Problem statement:
Will you give the material below again, every line exactly as it is?

_ _ _ _ _

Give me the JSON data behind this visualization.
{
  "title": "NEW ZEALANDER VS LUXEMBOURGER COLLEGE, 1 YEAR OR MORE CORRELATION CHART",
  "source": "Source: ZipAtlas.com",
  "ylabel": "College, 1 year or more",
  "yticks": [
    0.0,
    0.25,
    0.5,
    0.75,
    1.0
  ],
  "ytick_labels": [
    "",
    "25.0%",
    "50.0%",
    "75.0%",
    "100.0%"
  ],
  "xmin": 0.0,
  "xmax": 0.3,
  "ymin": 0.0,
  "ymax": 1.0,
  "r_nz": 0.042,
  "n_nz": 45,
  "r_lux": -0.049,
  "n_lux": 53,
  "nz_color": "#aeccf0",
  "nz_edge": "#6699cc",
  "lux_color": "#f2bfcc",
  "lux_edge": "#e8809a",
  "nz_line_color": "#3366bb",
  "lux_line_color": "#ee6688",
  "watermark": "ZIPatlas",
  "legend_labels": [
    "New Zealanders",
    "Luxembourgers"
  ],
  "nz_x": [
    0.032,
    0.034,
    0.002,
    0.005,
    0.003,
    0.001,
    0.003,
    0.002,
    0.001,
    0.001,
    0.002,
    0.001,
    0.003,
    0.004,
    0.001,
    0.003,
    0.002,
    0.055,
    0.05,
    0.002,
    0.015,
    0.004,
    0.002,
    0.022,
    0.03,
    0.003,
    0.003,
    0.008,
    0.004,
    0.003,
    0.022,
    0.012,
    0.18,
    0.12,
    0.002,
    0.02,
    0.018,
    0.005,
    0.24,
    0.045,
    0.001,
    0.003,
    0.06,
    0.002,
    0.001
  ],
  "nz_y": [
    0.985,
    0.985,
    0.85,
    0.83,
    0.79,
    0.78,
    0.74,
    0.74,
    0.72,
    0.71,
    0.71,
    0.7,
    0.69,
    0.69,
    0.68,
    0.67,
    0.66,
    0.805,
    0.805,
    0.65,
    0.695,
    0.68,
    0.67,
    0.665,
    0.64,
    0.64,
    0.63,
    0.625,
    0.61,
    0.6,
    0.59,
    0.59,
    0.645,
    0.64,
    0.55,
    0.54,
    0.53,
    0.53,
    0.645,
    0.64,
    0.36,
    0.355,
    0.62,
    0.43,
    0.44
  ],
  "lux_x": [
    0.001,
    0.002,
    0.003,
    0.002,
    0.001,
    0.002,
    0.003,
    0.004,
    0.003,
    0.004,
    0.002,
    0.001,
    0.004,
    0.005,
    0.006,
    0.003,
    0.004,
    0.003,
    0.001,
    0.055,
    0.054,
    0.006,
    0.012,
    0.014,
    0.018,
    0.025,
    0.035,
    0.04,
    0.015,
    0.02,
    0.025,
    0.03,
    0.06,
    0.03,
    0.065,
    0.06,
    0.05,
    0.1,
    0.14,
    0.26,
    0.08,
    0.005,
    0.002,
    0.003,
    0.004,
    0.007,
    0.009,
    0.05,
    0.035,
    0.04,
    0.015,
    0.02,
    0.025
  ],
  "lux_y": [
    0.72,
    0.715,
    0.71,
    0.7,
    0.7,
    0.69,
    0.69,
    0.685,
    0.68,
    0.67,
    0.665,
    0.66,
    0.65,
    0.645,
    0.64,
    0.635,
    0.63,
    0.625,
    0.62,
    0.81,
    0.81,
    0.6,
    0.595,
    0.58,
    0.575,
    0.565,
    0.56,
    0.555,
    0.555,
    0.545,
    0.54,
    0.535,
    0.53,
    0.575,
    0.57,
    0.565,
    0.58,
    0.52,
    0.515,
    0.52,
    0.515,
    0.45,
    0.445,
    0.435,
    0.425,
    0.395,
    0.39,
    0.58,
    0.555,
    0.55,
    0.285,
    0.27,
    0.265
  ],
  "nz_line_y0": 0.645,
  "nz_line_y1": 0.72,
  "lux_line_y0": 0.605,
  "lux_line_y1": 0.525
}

_ _ _ _ _

Output:
Give me the JSON data behind this visualization.
{
  "title": "NEW ZEALANDER VS LUXEMBOURGER COLLEGE, 1 YEAR OR MORE CORRELATION CHART",
  "source": "Source: ZipAtlas.com",
  "ylabel": "College, 1 year or more",
  "yticks": [
    0.0,
    0.25,
    0.5,
    0.75,
    1.0
  ],
  "ytick_labels": [
    "",
    "25.0%",
    "50.0%",
    "75.0%",
    "100.0%"
  ],
  "xmin": 0.0,
  "xmax": 0.3,
  "ymin": 0.0,
  "ymax": 1.0,
  "r_nz": 0.042,
  "n_nz": 45,
  "r_lux": -0.049,
  "n_lux": 53,
  "nz_color": "#aeccf0",
  "nz_edge": "#6699cc",
  "lux_color": "#f2bfcc",
  "lux_edge": "#e8809a",
  "nz_line_color": "#3366bb",
  "lux_line_color": "#ee6688",
  "watermark": "ZIPatlas",
  "legend_labels": [
    "New Zealanders",
    "Luxembourgers"
  ],
  "nz_x": [
    0.032,
    0.034,
    0.002,
    0.005,
    0.003,
    0.001,
    0.003,
    0.002,
    0.001,
    0.001,
    0.002,
    0.001,
    0.003,
    0.004,
    0.001,
    0.003,
    0.002,
    0.055,
    0.05,
    0.002,
    0.015,
    0.004,
    0.002,
    0.022,
    0.03,
    0.003,
    0.003,
    0.008,
    0.004,
    0.003,
    0.022,
    0.012,
    0.18,
    0.12,
    0.002,
    0.02,
    0.018,
    0.005,
    0.24,
    0.045,
    0.001,
    0.003,
    0.06,
    0.002,
    0.001
  ],
  "nz_y": [
    0.985,
    0.985,
    0.85,
    0.83,
    0.79,
    0.78,
    0.74,
    0.74,
    0.72,
    0.71,
    0.71,
    0.7,
    0.69,
    0.69,
    0.68,
    0.67,
    0.66,
    0.805,
    0.805,
    0.65,
    0.695,
    0.68,
    0.67,
    0.665,
    0.64,
    0.64,
    0.63,
    0.625,
    0.61,
    0.6,
    0.59,
    0.59,
    0.645,
    0.64,
    0.55,
    0.54,
    0.53,
    0.53,
    0.645,
    0.64,
    0.36,
    0.355,
    0.62,
    0.43,
    0.44
  ],
  "lux_x": [
    0.001,
    0.002,
    0.003,
    0.002,
    0.001,
    0.002,
    0.003,
    0.004,
    0.003,
    0.004,
    0.002,
    0.001,
    0.004,
    0.005,
    0.006,
    0.003,
    0.004,
    0.003,
    0.001,
    0.055,
    0.054,
    0.006,
    0.012,
    0.014,
    0.018,
    0.025,
    0.035,
    0.04,
    0.015,
    0.02,
    0.025,
    0.03,
    0.06,
    0.03,
    0.065,
    0.06,
    0.05,
    0.1,
    0.14,
    0.26,
    0.08,
    0.005,
    0.002,
    0.003,
    0.004,
    0.007,
    0.009,
    0.05,
    0.035,
    0.04,
    0.015,
    0.02,
    0.025
  ],
  "lux_y": [
    0.72,
    0.715,
    0.71,
    0.7,
    0.7,
    0.69,
    0.69,
    0.685,
    0.68,
    0.67,
    0.665,
    0.66,
    0.65,
    0.645,
    0.64,
    0.635,
    0.63,
    0.625,
    0.62,
    0.81,
    0.81,
    0.6,
    0.595,
    0.58,
    0.575,
    0.565,
    0.56,
    0.555,
    0.555,
    0.545,
    0.54,
    0.535,
    0.53,
    0.575,
    0.57,
    0.565,
    0.58,
    0.52,
    0.515,
    0.52,
    0.515,
    0.45,
    0.445,
    0.435,
    0.425,
    0.395,
    0.39,
    0.58,
    0.555,
    0.55,
    0.285,
    0.27,
    0.265
  ],
  "nz_line_y0": 0.645,
  "nz_line_y1": 0.72,
  "lux_line_y0": 0.605,
  "lux_line_y1": 0.525
}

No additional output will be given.